DOCUMENT PASSAGE |

----

In 1633, Li joined a rebel army led by Gao Yingxiang (高迎祥), nicknamed "Dashing King.” He inherited Gao's nickname and command of the rebel army after Gao's death.

Within three years, Li succeeded in rallying more than 30,000 men to form a rebel army. They attacked and killed prominent government officials, such as Sun Chuanting, in the Henan, Shanxi, and Shaanxi provinces. As Li won more battles and gained more support, his army grew larger. Historians attribute this growth in numbers to Li’s reputation as a Robin Hood style figure who showed compassion to the poor and only attacked Ming officials.

Li advocated the slogan of "dividing land equally and abolishing the grain taxes payment system" which won great support from the peasants. The song of "killing cattle and sheep, preparing tasty wine and opening the city gate to welcome the Dashing King" was widely spread at that time.

The 1642 Kaifeng flood, caused by breaches of the Yellow River dikes by both sides, ended the siege of Kaifeng and killed over 300,000 of its 378,000 residents. After the battles of Luoyang and Kaifeng, the Ming government was unable to stop Li's rebellion, as most of its military force was involved in the battle against the Manchus in the north.

In 1643, Li captured Xiangyang and proclaimed himself "King of Xinshun" (新順王).

In April 1644, Li's rebels sacked the Ming capital of Beijing, and the Chongzhen Emperor committed suicide. Li proclaimed himself the emperor of the Shun dynasty. Li, as all contenders for the throne were required, claimed to have the Mandate of Heaven bestowed upon him. Firstly, Li was Han Chinese and hailed from the Shaanxi province of China, which strengthened his legitimacy to the throne versus the foreign Manchus. Li also gained the support of scholar officials which was important in leading over the people of China as a Confucian state. The name of the dynasty is translated to mean "Obedient to Heaven".

Li's army was defeated on 27 May 1644 at the Battle of Shanhai Pass by the combined forces of the defecting Ming general Wu Sangui and Prince Dorgon leading the Manchus. The Ming and Manchu forces captured Beijing on 6 June and Fulin ascended to the throne to establish the Shunzhi reign with Dorgon as regent.

When Wu Sangui and Prince Dorgon took control of Beijing, Li fled to Xi'an in Shaanxi. It is not exactly known how or if Li died in this period, and there are multiple accounts of his death which vary and some are exaggerated by folklore. Across multiple sources, the year of his death is said to be in 1645. One account states that in the summer of 1645 Li went to raid a village in search of sustenance with his remaining followers and was killed by soldiers guarding the village.  Another theory was that Li Zicheng became a monk and died in 1674.

----

TASKS AND EXERCISES |
a – Answer these questions using the passage on Li Zicheng:
(i) In what year did Li join the rebel army led by Gao Yingxiang?
(ii) How many of Kaifeng's residents did the 1642 flood kill?
(iii) On what date was Li's army defeated at the Battle of Shanhai Pass?
b – Repeat the span of the passage on Li Zicheng that begins at the words "In 1633, Li" and ends after the words "after Gao's death.".

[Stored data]
----

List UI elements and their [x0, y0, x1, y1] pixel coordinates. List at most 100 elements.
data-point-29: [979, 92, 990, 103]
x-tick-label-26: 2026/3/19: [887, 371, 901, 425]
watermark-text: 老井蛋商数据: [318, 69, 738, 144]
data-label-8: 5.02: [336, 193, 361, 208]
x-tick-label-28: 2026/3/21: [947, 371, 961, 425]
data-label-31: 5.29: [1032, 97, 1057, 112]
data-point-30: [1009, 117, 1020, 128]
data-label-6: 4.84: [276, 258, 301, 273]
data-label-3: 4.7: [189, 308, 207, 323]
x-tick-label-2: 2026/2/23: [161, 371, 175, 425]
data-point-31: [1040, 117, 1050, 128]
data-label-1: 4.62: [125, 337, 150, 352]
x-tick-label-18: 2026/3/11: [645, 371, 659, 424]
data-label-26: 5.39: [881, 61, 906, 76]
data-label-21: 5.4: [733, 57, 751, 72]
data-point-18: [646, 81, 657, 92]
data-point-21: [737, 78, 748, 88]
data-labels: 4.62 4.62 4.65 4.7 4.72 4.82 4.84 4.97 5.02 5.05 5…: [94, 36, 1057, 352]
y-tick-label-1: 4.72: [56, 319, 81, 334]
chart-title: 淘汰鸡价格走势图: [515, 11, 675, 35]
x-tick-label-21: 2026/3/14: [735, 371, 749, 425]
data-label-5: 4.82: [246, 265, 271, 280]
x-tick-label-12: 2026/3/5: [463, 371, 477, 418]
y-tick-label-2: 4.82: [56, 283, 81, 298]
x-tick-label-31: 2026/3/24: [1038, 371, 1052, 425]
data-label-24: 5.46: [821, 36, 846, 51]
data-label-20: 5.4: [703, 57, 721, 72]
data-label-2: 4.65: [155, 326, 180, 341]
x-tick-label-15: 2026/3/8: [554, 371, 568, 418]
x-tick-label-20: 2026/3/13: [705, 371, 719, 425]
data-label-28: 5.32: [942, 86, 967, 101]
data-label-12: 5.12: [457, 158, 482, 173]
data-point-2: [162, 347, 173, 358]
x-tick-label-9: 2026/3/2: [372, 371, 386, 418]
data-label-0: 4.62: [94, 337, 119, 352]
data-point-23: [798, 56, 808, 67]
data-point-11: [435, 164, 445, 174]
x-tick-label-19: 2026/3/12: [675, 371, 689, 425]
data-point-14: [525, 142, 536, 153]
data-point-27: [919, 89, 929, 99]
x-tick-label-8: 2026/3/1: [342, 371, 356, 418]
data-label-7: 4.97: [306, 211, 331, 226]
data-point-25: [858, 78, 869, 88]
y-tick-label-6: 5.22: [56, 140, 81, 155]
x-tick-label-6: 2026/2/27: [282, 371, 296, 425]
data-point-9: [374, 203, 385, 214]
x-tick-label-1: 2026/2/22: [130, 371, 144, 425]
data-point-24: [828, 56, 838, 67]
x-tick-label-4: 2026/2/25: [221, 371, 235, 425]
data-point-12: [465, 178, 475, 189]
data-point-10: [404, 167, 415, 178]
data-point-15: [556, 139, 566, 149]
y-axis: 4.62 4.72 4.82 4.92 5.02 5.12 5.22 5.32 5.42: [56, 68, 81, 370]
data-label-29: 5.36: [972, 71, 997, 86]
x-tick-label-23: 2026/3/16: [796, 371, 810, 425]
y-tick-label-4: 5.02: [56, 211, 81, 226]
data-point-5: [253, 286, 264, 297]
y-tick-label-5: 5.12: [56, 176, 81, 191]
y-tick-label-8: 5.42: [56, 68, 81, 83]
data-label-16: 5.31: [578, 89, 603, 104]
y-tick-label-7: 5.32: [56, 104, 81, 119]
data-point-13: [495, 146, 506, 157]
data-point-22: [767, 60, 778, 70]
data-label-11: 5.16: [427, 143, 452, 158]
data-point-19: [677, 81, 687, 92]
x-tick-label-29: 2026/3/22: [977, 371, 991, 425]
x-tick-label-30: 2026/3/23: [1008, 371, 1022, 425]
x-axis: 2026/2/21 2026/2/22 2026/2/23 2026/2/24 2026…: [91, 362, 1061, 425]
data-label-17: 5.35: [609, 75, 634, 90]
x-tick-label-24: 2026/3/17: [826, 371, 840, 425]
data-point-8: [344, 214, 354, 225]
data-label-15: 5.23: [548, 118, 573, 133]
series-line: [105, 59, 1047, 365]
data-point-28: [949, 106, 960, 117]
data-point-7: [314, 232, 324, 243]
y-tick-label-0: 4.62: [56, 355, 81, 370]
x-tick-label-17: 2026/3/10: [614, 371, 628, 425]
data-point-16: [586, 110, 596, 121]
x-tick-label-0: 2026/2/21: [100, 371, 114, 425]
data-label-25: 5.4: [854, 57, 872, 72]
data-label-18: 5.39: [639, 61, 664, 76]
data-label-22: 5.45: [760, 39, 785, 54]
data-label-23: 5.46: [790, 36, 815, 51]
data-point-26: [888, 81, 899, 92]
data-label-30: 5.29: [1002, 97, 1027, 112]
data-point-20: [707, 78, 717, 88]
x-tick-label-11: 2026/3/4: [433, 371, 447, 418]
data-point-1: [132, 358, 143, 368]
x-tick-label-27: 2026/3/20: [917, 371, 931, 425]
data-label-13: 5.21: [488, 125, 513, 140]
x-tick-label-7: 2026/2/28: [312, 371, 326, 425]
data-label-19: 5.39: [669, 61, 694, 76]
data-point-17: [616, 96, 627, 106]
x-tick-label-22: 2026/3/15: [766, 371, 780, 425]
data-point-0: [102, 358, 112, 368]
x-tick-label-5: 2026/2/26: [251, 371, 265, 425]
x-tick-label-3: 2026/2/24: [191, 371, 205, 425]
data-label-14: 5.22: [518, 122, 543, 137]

----

EXERCISE RESULTS |
a –
(i) 1633
(ii) Over 300,000
(iii) 27 May 1644

b –
In 1633, Li joined a rebel army led by Gao Yingxiang (高迎祥), nicknamed "Dashing King.” He inherited Gao's nickname and command of the rebel army after Gao's death.